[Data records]
** Begin **
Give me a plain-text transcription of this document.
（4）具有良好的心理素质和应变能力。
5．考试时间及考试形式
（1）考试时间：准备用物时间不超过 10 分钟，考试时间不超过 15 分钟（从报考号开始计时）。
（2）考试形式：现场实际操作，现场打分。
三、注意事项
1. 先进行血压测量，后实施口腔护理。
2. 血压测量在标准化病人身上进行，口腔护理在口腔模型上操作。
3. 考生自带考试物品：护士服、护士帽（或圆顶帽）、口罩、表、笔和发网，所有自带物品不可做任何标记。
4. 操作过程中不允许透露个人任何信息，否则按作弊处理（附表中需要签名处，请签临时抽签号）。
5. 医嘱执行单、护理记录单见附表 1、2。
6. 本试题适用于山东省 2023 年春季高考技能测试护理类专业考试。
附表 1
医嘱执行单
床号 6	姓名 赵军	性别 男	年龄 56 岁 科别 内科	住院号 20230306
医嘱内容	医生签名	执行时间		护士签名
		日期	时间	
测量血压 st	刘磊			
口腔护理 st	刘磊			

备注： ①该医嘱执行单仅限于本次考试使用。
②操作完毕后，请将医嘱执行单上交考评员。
** End **
** Begin **
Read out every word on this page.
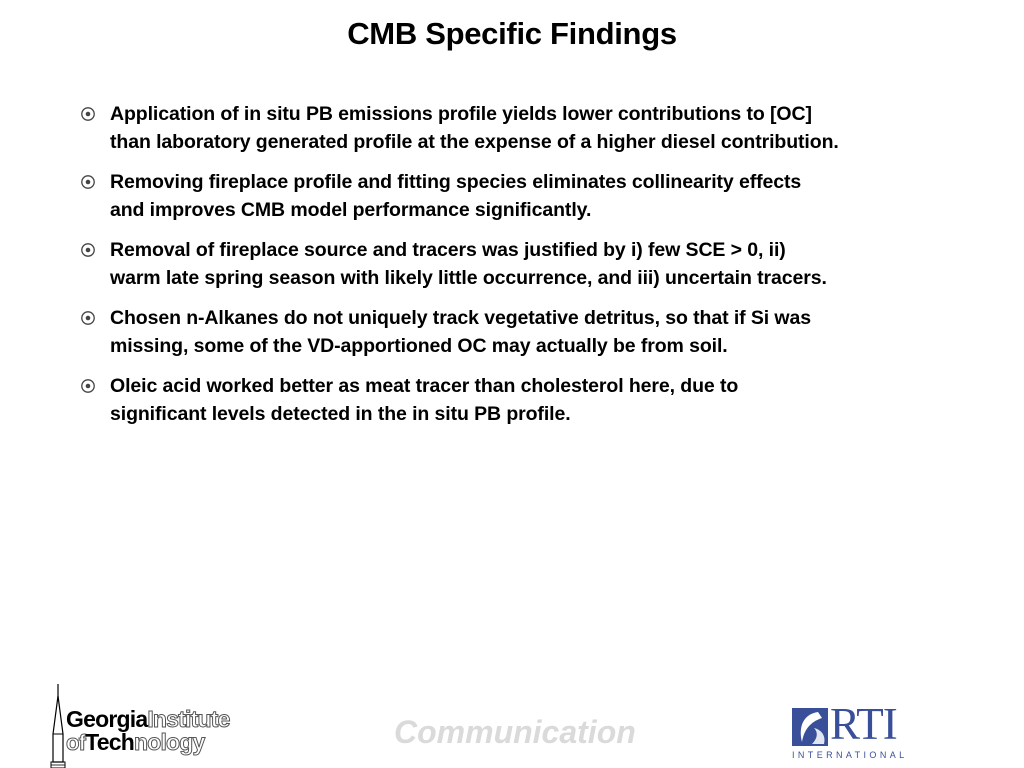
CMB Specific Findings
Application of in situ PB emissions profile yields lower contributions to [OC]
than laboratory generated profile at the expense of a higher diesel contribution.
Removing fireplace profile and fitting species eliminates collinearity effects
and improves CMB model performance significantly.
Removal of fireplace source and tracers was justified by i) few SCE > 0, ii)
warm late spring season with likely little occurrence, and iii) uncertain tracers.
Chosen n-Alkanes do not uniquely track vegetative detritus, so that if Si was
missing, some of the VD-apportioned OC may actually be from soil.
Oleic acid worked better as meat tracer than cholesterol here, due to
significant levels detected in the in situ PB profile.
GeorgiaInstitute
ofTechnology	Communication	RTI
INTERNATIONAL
** End **
** Begin **
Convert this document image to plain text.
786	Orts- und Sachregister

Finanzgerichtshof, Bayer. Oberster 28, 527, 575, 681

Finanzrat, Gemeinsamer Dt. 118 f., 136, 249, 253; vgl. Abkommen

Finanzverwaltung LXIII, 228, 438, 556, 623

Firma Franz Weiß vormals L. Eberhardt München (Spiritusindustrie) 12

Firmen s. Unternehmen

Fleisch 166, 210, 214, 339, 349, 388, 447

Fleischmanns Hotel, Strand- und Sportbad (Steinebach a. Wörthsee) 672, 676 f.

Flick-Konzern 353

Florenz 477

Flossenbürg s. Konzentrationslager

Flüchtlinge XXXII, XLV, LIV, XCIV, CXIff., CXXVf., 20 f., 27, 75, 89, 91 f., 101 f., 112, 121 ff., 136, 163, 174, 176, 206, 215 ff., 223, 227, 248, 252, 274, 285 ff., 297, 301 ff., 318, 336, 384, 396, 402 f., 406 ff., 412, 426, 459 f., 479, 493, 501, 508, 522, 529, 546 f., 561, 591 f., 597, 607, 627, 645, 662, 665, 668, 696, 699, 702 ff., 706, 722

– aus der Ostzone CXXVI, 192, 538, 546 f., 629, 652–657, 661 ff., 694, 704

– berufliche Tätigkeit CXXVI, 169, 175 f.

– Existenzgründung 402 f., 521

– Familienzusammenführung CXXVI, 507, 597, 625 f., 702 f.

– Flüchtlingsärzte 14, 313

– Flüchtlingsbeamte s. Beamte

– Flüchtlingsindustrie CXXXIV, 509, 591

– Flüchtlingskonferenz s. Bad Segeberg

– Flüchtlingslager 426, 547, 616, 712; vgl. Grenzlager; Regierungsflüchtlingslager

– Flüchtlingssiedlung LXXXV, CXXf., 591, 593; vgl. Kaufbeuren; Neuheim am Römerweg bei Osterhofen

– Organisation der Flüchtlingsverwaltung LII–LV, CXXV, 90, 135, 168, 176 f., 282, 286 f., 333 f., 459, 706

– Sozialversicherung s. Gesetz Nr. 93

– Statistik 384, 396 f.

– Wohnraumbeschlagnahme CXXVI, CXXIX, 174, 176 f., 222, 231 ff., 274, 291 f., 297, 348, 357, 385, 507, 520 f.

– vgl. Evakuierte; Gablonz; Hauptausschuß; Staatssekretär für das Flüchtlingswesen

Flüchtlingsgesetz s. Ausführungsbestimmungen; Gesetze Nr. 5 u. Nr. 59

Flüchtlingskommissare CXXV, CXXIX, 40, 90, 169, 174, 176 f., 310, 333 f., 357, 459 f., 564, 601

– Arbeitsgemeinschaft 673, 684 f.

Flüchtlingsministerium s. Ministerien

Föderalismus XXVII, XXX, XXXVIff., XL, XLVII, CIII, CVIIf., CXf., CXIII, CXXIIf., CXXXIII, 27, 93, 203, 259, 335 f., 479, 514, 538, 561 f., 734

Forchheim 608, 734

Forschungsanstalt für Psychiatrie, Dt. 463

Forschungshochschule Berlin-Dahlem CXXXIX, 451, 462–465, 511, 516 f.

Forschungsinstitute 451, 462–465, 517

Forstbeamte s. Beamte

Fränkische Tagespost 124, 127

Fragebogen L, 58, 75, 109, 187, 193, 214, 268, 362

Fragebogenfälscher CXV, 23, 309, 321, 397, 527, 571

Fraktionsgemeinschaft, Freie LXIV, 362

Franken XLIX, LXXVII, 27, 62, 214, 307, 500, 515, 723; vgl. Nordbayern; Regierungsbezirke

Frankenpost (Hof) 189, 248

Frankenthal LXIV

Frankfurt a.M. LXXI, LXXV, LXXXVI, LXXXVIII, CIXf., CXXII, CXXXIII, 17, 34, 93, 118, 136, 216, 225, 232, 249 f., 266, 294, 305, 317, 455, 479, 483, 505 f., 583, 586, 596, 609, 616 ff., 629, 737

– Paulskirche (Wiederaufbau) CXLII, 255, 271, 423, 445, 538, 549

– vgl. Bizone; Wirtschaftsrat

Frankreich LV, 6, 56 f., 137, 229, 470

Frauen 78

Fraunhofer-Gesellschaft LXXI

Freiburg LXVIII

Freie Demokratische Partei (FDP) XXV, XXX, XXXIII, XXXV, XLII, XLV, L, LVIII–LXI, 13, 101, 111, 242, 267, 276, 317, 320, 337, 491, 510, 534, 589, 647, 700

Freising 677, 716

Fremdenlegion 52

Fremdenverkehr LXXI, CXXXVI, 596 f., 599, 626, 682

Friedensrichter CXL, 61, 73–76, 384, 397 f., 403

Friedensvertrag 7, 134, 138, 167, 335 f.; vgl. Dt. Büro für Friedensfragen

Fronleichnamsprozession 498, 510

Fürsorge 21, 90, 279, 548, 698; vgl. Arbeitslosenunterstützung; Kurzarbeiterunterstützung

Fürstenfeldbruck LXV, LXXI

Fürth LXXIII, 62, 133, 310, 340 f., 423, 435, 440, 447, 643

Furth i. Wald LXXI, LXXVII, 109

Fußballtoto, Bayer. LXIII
** End **
## Problem details
Which lines contain "CXXIX"? Copy each of them.

## Answer
– Wohnraumbeschlagnahme CXXVI, CXXIX, 174, 176 f., 222, 231 ff., 274, 291 f., 297, 348, 357, 385, 507, 520 f.
Flüchtlingskommissare CXXV, CXXIX, 40, 90, 169, 174, 176 f., 310, 333 f., 357, 459 f., 564, 601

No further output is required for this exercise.